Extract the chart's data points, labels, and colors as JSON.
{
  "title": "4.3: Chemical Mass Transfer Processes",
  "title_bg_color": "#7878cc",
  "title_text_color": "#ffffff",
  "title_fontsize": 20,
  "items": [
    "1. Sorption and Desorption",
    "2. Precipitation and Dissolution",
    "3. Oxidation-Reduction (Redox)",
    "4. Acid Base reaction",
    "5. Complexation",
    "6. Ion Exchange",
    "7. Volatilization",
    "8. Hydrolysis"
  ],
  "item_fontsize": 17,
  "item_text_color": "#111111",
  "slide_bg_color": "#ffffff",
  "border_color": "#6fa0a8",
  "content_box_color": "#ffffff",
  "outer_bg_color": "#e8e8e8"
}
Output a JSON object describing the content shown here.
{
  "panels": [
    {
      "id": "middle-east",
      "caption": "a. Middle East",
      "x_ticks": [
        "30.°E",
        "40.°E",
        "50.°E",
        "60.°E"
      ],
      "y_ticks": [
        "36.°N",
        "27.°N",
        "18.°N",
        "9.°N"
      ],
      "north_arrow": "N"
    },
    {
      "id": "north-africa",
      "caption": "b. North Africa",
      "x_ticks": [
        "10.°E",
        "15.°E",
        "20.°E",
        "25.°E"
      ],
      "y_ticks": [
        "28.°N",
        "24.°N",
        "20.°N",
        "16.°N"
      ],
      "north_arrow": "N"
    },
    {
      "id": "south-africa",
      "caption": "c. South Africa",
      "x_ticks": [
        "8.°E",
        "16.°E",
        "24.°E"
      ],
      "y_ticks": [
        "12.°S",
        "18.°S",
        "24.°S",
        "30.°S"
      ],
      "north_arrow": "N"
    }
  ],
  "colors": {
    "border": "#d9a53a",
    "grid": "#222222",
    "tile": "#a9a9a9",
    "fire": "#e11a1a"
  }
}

- [AIM]: Return each line of the data exactly as written above.

- [CORRECT OUTPUT]:
Extract the chart's data points, labels, and colors as JSON.
{
  "title": "4.3: Chemical Mass Transfer Processes",
  "title_bg_color": "#7878cc",
  "title_text_color": "#ffffff",
  "title_fontsize": 20,
  "items": [
    "1. Sorption and Desorption",
    "2. Precipitation and Dissolution",
    "3. Oxidation-Reduction (Redox)",
    "4. Acid Base reaction",
    "5. Complexation",
    "6. Ion Exchange",
    "7. Volatilization",
    "8. Hydrolysis"
  ],
  "item_fontsize": 17,
  "item_text_color": "#111111",
  "slide_bg_color": "#ffffff",
  "border_color": "#6fa0a8",
  "content_box_color": "#ffffff",
  "outer_bg_color": "#e8e8e8"
}
Output a JSON object describing the content shown here.
{
  "panels": [
    {
      "id": "middle-east",
      "caption": "a. Middle East",
      "x_ticks": [
        "30.°E",
        "40.°E",
        "50.°E",
        "60.°E"
      ],
      "y_ticks": [
        "36.°N",
        "27.°N",
        "18.°N",
        "9.°N"
      ],
      "north_arrow": "N"
    },
    {
      "id": "north-africa",
      "caption": "b. North Africa",
      "x_ticks": [
        "10.°E",
        "15.°E",
        "20.°E",
        "25.°E"
      ],
      "y_ticks": [
        "28.°N",
        "24.°N",
        "20.°N",
        "16.°N"
      ],
      "north_arrow": "N"
    },
    {
      "id": "south-africa",
      "caption": "c. South Africa",
      "x_ticks": [
        "8.°E",
        "16.°E",
        "24.°E"
      ],
      "y_ticks": [
        "12.°S",
        "18.°S",
        "24.°S",
        "30.°S"
      ],
      "north_arrow": "N"
    }
  ],
  "colors": {
    "border": "#d9a53a",
    "grid": "#222222",
    "tile": "#a9a9a9",
    "fire": "#e11a1a"
  }
}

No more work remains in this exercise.